## Work order
Can you transcribe the summary of the graphene quantum dot study below from "Purpose of the" to "groups (e.g., lysine)."?

## Source document
+ + +
Purpose of the Study:

  • To synthesize GQDs with controllable size, surface chemistry, and fluorescence.
  • To investigate the photophysical properties, water stability, and biological interactions of these GQDs.
  • To explore the potential of functionalized GQDs in biological systems, such as DNA synthesis inhibition.

Main Methods:

  • Synthesis of graphene quantum dots with tunable dimensions (15-35 nm).
  • Characterization of fluorescence properties, including quantum yield (0.64) and two-photon absorption (TPA) cross section (6500 GM).
  • Noncovalent surface modification to achieve water stability and introduce functional groups (e.g., lysine).

Main Results:

  • Synthesized GQDs exhibit strong visible light fluorescence and high TPA cross section.
  • Noncovalent functionalization yielded water-stable GQDs.
  • Lysine-functionalized GQDs demonstrated strong DNA binding and inhibition of polymerase-based DNA synthesis.
  • GQDs showed good cell permeability into epithelial cells but excluded from the nucleus.

Conclusions:

  • Tunable GQDs with desirable photophysical and chemical properties were successfully synthesized.
  • Functionalized GQDs offer enhanced water stability and specific biological activity.
  • These GQDs present potential for applications in bioimaging and nanomedicine, particularly in inhibiting DNA synthesis.
+ + +
## Data provided
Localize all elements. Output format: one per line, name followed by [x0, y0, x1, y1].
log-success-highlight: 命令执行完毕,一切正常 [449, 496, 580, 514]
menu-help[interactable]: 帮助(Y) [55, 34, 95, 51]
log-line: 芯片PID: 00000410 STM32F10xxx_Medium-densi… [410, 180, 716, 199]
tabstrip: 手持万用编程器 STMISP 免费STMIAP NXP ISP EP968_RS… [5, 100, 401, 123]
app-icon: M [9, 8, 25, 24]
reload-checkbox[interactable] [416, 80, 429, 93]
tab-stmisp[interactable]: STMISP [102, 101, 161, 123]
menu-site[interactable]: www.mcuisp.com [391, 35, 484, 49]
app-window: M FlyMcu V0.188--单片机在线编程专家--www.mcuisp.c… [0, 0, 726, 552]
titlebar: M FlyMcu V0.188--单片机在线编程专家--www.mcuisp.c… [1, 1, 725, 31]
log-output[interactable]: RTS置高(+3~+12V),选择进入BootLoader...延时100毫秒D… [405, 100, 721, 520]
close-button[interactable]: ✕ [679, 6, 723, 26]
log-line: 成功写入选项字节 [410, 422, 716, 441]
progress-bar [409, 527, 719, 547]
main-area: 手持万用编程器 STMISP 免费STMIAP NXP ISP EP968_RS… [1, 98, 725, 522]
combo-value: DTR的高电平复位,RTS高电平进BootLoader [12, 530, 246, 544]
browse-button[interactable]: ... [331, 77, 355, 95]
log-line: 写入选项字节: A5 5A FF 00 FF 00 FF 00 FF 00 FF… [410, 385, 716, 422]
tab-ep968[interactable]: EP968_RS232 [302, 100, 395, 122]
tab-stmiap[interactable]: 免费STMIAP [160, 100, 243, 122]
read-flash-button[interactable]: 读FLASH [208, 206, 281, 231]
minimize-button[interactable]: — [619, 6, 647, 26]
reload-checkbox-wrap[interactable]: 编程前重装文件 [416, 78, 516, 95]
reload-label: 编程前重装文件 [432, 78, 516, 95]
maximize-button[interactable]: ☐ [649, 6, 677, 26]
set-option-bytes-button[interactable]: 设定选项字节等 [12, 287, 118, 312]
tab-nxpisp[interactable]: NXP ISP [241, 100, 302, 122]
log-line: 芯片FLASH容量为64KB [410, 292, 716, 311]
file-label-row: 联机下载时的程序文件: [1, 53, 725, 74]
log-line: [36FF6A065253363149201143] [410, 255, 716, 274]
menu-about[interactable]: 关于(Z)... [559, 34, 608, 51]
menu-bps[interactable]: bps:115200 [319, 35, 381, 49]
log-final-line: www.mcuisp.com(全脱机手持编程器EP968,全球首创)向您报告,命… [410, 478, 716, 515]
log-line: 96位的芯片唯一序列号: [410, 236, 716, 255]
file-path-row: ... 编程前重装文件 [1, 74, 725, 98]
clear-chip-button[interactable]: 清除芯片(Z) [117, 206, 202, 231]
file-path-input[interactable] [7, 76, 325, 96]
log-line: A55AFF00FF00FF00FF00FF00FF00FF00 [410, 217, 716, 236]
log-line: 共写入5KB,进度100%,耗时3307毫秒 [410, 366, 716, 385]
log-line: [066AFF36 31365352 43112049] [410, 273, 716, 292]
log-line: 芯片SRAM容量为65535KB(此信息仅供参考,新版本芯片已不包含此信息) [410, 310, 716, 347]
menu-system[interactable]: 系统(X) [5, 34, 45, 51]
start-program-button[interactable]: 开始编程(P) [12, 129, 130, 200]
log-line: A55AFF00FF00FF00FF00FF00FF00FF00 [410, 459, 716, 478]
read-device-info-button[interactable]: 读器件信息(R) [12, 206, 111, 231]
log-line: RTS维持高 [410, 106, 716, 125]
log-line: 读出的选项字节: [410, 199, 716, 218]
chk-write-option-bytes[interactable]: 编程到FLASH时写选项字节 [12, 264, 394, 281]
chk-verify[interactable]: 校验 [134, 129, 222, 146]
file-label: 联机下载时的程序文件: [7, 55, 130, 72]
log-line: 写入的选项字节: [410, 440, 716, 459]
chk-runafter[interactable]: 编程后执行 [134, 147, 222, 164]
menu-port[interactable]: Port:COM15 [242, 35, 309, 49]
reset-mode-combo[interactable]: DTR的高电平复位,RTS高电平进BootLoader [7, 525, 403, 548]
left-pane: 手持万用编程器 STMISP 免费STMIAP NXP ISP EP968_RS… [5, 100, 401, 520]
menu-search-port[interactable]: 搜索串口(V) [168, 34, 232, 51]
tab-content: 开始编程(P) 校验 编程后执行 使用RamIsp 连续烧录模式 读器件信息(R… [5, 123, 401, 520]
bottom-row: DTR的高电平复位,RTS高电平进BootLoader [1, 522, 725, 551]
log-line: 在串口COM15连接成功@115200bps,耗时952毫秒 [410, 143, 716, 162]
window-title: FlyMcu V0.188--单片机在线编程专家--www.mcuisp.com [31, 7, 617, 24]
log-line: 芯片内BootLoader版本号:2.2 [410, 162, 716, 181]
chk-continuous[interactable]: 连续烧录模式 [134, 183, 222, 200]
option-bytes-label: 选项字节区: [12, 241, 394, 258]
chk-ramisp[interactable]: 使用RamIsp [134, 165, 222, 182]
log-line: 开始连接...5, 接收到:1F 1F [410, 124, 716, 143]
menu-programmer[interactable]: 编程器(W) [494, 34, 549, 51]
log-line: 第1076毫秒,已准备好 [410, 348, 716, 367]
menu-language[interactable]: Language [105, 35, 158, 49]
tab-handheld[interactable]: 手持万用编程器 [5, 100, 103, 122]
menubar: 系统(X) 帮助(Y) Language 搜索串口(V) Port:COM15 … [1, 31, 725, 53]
+ + +
## Your solution
Purpose of the Study:

  • To synthesize GQDs with controllable size, surface chemistry, and fluorescence.
  • To investigate the photophysical properties, water stability, and biological interactions of these GQDs.
  • To explore the potential of functionalized GQDs in biological systems, such as DNA synthesis inhibition.

Main Methods:

  • Synthesis of graphene quantum dots with tunable dimensions (15-35 nm).
  • Characterization of fluorescence properties, including quantum yield (0.64) and two-photon absorption (TPA) cross section (6500 GM).
  • Noncovalent surface modification to achieve water stability and introduce functional groups (e.g., lysine).